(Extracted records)

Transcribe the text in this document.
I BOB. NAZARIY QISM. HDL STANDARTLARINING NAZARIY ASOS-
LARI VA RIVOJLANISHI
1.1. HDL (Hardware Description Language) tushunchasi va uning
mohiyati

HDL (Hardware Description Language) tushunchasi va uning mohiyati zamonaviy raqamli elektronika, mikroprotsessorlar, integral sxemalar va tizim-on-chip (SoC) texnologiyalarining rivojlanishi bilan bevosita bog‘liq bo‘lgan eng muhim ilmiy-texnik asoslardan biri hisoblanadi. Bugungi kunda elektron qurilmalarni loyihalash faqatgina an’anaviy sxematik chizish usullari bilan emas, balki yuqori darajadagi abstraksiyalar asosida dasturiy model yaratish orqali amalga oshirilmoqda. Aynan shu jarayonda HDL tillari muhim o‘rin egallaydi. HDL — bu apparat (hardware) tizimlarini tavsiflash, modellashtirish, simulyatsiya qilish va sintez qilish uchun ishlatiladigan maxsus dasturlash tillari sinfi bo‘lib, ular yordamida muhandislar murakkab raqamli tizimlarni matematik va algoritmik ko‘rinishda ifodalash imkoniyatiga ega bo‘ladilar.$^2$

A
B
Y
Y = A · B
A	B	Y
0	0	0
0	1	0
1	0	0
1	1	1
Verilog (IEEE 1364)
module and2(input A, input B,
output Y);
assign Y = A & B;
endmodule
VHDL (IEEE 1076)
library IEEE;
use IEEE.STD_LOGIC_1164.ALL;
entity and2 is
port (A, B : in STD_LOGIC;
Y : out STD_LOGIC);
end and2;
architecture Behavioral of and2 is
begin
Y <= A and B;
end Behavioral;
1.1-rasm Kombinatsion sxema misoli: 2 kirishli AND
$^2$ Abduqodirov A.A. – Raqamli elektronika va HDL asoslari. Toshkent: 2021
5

---

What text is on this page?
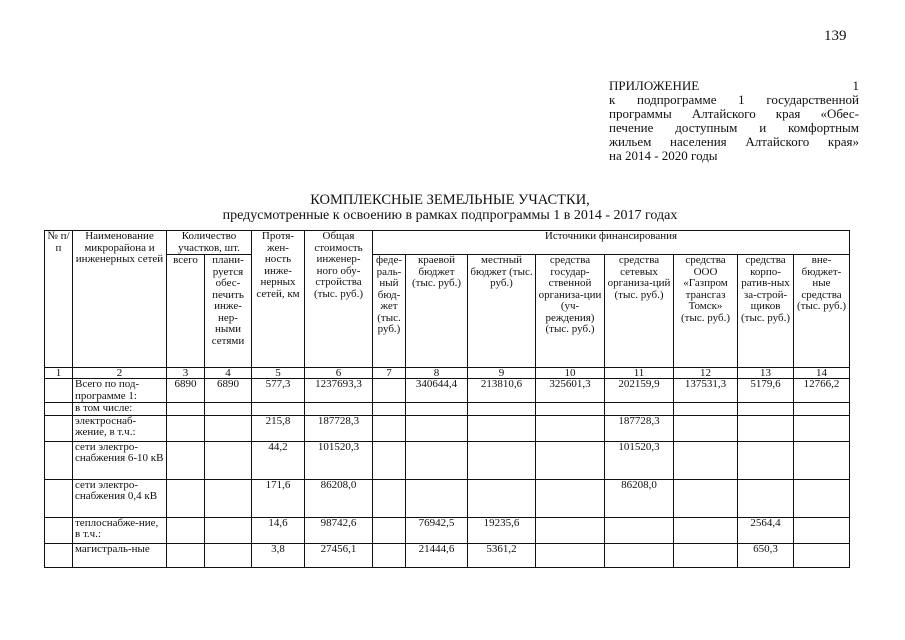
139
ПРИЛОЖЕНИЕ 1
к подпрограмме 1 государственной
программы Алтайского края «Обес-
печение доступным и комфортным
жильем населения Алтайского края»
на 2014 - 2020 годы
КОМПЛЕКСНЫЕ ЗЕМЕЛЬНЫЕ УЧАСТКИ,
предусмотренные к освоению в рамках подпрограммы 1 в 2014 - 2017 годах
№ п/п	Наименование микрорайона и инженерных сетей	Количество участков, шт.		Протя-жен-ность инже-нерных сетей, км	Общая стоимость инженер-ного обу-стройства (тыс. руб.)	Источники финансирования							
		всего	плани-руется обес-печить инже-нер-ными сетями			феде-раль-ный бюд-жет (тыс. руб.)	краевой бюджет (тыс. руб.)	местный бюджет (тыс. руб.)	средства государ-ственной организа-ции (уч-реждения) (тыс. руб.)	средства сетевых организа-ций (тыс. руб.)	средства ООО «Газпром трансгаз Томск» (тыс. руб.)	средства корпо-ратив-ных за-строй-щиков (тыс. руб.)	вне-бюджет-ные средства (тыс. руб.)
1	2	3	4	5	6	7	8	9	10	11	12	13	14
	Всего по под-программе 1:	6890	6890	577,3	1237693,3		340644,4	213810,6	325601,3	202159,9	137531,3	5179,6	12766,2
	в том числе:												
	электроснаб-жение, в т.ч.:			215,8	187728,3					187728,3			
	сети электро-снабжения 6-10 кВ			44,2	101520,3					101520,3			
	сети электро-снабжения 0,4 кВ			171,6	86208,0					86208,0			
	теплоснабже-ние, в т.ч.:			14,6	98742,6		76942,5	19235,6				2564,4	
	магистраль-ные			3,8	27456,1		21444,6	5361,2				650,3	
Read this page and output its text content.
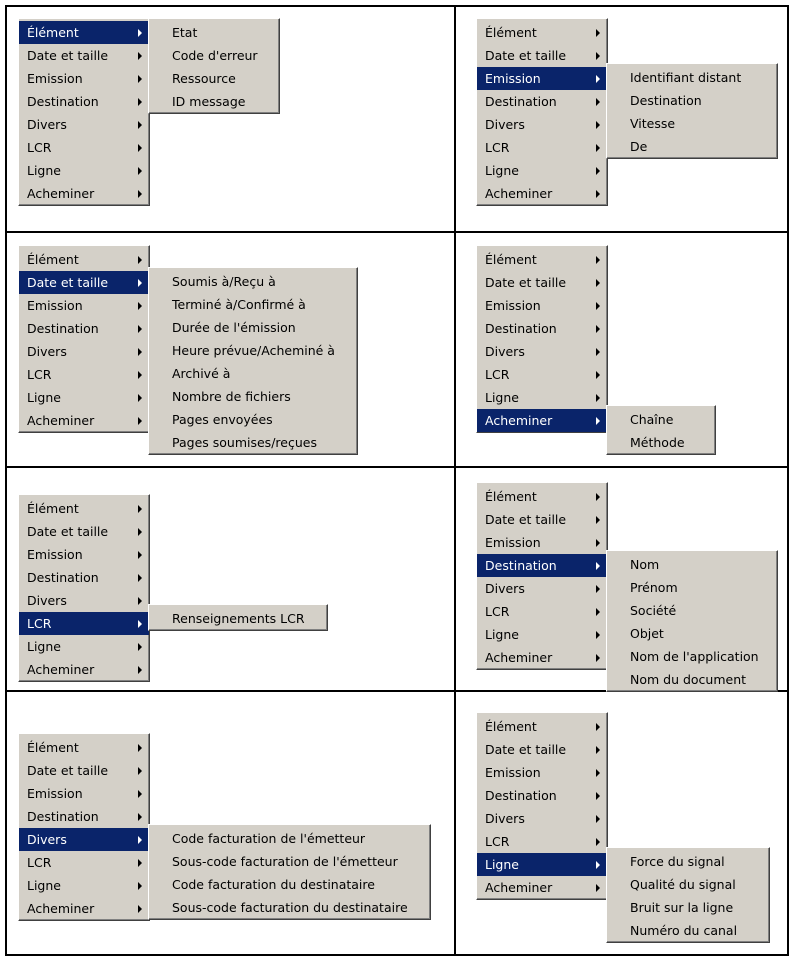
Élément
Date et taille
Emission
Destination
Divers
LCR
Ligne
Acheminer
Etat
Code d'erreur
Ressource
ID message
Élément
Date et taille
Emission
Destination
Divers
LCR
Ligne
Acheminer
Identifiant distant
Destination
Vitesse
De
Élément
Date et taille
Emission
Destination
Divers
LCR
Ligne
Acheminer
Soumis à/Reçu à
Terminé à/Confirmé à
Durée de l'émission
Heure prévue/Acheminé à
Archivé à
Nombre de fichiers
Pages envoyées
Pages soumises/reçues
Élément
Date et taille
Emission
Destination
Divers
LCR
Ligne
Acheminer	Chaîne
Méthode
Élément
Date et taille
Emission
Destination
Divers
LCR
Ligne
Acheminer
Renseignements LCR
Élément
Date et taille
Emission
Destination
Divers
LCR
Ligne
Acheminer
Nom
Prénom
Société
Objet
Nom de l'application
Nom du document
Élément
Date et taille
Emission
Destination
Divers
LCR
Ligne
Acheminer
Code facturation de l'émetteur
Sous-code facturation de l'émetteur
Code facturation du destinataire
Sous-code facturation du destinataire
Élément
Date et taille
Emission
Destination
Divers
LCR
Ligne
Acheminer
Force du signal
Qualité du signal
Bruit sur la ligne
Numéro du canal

--

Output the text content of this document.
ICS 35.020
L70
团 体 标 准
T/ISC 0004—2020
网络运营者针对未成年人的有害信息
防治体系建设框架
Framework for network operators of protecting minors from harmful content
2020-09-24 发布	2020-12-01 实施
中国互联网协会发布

● **Work instructions**:
Your answer should be only the number of lines that hold the word "Behavioral".

● **Reply to the exercise**:
2